Locate the string "Dataset" throughout the material and copy every line in which it occurs.

***** Data excerpts

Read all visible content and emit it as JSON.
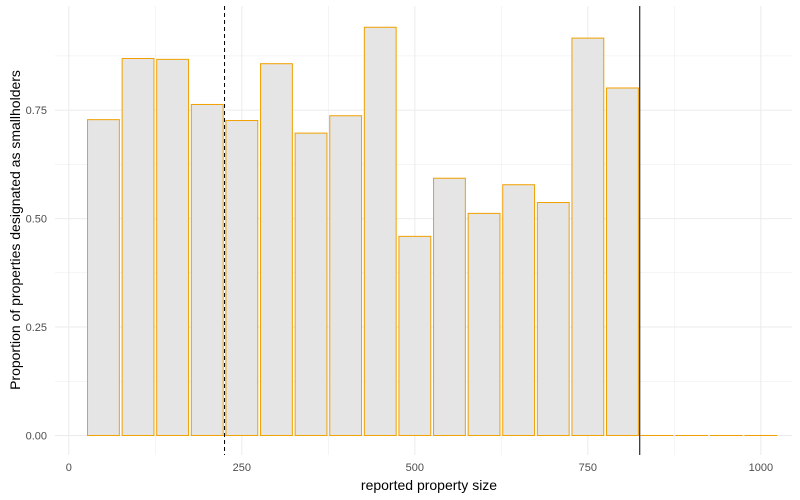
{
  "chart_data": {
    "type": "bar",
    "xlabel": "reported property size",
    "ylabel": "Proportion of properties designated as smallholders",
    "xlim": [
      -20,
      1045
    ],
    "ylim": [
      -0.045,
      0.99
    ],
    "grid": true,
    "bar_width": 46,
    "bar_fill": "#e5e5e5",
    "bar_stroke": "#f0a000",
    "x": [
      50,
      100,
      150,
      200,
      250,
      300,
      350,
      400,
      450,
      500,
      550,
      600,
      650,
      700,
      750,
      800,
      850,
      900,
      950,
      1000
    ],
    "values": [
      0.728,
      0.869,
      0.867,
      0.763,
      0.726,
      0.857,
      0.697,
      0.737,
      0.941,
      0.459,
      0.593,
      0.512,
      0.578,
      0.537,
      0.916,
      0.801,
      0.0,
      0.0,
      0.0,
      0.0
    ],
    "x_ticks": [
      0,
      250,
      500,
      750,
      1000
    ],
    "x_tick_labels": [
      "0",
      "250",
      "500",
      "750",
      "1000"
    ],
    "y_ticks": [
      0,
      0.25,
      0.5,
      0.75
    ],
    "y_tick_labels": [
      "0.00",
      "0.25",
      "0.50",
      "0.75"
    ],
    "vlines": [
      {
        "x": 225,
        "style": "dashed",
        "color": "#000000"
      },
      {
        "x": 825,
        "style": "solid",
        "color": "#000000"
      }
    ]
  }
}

**********
***** Data excerpts

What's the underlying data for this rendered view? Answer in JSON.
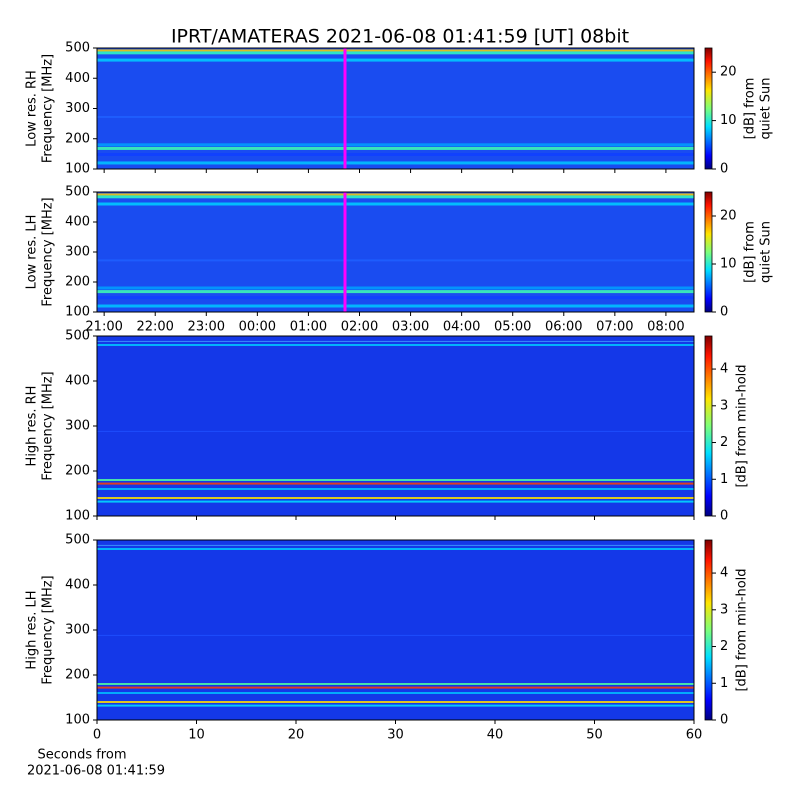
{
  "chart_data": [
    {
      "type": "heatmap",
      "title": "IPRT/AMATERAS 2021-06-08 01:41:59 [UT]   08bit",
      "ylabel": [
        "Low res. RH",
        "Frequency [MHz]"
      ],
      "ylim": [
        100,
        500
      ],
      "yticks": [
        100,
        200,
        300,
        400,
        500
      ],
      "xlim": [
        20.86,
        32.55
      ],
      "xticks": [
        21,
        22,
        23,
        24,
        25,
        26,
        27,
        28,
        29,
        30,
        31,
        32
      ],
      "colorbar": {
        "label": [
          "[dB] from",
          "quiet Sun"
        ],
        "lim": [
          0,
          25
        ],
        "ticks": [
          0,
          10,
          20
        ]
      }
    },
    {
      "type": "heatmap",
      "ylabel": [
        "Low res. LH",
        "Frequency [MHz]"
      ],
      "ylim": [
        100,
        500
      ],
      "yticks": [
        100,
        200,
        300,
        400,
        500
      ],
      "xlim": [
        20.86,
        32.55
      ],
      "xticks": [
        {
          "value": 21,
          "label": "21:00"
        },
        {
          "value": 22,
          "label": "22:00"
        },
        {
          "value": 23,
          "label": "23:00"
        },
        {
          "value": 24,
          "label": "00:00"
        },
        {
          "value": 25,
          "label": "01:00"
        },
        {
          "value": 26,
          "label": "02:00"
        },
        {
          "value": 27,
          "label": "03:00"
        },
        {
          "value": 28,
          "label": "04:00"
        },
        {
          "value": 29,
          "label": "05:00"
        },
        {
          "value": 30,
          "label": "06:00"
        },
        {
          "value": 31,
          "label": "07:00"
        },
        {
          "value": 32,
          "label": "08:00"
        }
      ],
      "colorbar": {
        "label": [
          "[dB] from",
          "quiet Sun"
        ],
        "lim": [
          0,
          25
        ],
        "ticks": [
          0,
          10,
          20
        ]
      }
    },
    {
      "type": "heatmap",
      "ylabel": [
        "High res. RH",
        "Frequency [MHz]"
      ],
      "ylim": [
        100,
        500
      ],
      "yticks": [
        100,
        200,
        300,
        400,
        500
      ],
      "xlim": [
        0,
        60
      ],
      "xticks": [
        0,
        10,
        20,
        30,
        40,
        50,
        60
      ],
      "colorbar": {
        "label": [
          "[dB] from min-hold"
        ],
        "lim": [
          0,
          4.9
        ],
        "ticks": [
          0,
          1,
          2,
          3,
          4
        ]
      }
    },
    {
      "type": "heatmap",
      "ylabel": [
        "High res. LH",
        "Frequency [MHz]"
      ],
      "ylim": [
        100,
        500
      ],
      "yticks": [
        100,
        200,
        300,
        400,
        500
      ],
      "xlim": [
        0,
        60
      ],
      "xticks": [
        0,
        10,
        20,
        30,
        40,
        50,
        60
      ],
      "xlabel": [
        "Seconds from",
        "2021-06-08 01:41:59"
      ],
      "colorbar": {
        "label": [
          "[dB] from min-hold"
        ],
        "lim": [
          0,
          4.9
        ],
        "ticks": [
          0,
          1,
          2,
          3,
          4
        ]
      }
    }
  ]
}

**********
***** Data excerpts

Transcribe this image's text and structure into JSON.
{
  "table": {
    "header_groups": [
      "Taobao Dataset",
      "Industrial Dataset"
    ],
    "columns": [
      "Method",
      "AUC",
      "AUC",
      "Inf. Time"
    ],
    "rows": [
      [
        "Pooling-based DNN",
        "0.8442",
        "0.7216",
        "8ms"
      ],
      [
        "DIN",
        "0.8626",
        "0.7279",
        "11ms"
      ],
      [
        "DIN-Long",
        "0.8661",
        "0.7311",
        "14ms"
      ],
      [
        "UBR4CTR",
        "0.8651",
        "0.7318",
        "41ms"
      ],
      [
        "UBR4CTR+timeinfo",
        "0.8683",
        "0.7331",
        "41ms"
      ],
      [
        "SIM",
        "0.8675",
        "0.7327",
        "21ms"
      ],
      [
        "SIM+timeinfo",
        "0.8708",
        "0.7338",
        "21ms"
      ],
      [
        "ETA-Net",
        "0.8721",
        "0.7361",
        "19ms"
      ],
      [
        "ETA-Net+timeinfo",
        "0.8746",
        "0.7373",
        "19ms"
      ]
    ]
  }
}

**********

→ **The reply**
      "Taobao Dataset",
      "Industrial Dataset"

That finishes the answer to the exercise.